» **DATA**:
'''

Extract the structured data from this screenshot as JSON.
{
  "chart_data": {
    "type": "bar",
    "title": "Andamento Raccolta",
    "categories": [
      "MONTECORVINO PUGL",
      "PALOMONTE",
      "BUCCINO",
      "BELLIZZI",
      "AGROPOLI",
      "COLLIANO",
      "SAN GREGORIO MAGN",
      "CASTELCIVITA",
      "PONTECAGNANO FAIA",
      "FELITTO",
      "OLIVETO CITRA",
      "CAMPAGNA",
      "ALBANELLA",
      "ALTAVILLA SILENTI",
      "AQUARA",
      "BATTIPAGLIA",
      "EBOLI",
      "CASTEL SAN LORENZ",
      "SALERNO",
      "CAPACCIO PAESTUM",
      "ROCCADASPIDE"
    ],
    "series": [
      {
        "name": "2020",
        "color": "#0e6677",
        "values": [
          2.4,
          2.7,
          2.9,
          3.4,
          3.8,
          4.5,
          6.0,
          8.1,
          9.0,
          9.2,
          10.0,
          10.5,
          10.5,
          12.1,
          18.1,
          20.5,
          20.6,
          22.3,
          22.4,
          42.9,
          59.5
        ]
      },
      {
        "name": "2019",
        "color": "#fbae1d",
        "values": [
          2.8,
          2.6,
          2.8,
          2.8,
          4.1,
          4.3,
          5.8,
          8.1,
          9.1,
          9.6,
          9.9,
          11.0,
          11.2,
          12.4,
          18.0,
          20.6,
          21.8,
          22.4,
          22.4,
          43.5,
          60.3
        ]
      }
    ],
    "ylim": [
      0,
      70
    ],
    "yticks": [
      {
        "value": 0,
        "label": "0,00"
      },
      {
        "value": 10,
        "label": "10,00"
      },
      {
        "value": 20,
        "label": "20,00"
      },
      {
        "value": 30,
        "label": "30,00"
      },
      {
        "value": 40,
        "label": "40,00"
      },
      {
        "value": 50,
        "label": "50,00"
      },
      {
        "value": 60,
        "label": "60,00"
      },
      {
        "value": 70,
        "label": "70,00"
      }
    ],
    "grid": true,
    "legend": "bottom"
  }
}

'''

» **EXERCISE REQUIREMENTS**:
Output the records exactly, including every line.

» **PROBLEM SOLUTION**:
Extract the structured data from this screenshot as JSON.
{
  "chart_data": {
    "type": "bar",
    "title": "Andamento Raccolta",
    "categories": [
      "MONTECORVINO PUGL",
      "PALOMONTE",
      "BUCCINO",
      "BELLIZZI",
      "AGROPOLI",
      "COLLIANO",
      "SAN GREGORIO MAGN",
      "CASTELCIVITA",
      "PONTECAGNANO FAIA",
      "FELITTO",
      "OLIVETO CITRA",
      "CAMPAGNA",
      "ALBANELLA",
      "ALTAVILLA SILENTI",
      "AQUARA",
      "BATTIPAGLIA",
      "EBOLI",
      "CASTEL SAN LORENZ",
      "SALERNO",
      "CAPACCIO PAESTUM",
      "ROCCADASPIDE"
    ],
    "series": [
      {
        "name": "2020",
        "color": "#0e6677",
        "values": [
          2.4,
          2.7,
          2.9,
          3.4,
          3.8,
          4.5,
          6.0,
          8.1,
          9.0,
          9.2,
          10.0,
          10.5,
          10.5,
          12.1,
          18.1,
          20.5,
          20.6,
          22.3,
          22.4,
          42.9,
          59.5
        ]
      },
      {
        "name": "2019",
        "color": "#fbae1d",
        "values": [
          2.8,
          2.6,
          2.8,
          2.8,
          4.1,
          4.3,
          5.8,
          8.1,
          9.1,
          9.6,
          9.9,
          11.0,
          11.2,
          12.4,
          18.0,
          20.6,
          21.8,
          22.4,
          22.4,
          43.5,
          60.3
        ]
      }
    ],
    "ylim": [
      0,
      70
    ],
    "yticks": [
      {
        "value": 0,
        "label": "0,00"
      },
      {
        "value": 10,
        "label": "10,00"
      },
      {
        "value": 20,
        "label": "20,00"
      },
      {
        "value": 30,
        "label": "30,00"
      },
      {
        "value": 40,
        "label": "40,00"
      },
      {
        "value": 50,
        "label": "50,00"
      },
      {
        "value": 60,
        "label": "60,00"
      },
      {
        "value": 70,
        "label": "70,00"
      }
    ],
    "grid": true,
    "legend": "bottom"
  }
}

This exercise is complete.